##### Data to use
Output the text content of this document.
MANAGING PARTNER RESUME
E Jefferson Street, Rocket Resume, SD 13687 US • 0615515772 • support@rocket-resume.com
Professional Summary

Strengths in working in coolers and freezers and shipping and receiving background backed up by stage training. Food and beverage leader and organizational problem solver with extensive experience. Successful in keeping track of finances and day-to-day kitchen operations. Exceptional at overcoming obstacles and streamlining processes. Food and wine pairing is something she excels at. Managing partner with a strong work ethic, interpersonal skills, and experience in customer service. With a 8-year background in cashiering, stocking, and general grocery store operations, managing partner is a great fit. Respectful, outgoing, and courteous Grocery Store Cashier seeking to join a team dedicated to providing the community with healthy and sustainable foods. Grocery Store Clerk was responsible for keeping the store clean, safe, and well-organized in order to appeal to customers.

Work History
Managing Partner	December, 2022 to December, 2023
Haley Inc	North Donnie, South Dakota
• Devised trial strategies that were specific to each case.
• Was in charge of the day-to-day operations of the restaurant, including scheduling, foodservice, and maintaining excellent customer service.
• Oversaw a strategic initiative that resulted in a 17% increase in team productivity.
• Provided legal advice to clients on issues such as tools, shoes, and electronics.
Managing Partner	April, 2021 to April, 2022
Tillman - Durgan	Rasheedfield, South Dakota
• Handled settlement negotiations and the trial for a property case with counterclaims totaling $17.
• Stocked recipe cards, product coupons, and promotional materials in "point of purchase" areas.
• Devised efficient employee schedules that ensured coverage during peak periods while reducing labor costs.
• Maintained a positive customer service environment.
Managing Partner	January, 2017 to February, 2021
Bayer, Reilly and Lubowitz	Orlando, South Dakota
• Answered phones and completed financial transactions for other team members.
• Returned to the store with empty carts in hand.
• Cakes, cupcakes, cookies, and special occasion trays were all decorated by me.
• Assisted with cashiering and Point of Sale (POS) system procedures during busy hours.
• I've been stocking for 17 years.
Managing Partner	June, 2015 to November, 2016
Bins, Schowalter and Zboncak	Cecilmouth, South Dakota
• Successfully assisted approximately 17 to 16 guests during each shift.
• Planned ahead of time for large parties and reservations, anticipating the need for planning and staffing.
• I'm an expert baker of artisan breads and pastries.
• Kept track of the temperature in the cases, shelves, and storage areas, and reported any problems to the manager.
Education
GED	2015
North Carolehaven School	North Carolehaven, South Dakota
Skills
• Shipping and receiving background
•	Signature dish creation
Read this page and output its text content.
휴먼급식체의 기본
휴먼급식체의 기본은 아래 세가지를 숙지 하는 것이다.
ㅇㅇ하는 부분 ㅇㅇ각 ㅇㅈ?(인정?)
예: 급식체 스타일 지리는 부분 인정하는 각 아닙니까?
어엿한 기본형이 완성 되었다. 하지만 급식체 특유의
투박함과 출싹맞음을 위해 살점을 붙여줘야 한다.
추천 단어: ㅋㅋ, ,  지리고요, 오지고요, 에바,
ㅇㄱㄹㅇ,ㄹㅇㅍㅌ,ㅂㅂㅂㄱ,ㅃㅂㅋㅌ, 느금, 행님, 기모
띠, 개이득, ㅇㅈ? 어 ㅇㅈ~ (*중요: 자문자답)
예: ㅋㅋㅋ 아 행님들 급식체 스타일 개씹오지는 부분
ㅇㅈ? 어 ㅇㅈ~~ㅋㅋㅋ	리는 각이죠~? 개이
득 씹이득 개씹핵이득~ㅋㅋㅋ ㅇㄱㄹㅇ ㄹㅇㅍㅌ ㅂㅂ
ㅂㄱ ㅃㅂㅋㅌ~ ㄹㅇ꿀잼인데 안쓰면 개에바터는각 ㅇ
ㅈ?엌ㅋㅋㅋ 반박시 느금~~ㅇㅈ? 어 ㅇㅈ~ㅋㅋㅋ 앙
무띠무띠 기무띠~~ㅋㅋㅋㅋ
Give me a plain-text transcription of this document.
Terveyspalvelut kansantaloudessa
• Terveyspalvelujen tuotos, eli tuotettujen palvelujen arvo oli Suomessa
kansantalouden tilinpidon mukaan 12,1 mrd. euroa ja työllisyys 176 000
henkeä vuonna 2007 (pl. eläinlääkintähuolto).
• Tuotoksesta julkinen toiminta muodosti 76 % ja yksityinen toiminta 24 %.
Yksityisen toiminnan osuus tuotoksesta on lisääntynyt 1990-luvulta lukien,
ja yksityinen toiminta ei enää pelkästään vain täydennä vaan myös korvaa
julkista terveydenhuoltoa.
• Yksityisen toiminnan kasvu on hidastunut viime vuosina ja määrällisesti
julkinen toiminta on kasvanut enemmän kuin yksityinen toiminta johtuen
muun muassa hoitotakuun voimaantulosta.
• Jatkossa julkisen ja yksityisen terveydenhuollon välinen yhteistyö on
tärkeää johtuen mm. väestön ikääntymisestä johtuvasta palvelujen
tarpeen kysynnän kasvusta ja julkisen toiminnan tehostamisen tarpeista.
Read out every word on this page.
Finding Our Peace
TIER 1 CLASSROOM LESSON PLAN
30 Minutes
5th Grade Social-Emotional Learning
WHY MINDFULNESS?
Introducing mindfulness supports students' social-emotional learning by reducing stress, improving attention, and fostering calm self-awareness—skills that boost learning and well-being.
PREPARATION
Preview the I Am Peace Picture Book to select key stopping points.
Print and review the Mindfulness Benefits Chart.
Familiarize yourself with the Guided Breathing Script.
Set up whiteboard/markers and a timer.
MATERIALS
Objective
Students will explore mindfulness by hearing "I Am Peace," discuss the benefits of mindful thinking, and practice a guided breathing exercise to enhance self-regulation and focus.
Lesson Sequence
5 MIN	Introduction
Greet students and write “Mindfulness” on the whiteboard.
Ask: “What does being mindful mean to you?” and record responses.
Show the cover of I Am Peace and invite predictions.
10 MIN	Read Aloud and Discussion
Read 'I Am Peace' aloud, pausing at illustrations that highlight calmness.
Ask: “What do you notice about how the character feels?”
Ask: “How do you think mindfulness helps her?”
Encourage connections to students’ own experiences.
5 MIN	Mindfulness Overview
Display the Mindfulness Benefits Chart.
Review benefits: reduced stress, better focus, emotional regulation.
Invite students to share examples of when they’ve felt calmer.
##########
● What is required
Using the listing above, gather each line that holds the string "this" and copy it.

● Task solution
Output the text content of this document.
Read this page and output its text content.
Give me a plain-text transcription of this document.
Read out every word on this page.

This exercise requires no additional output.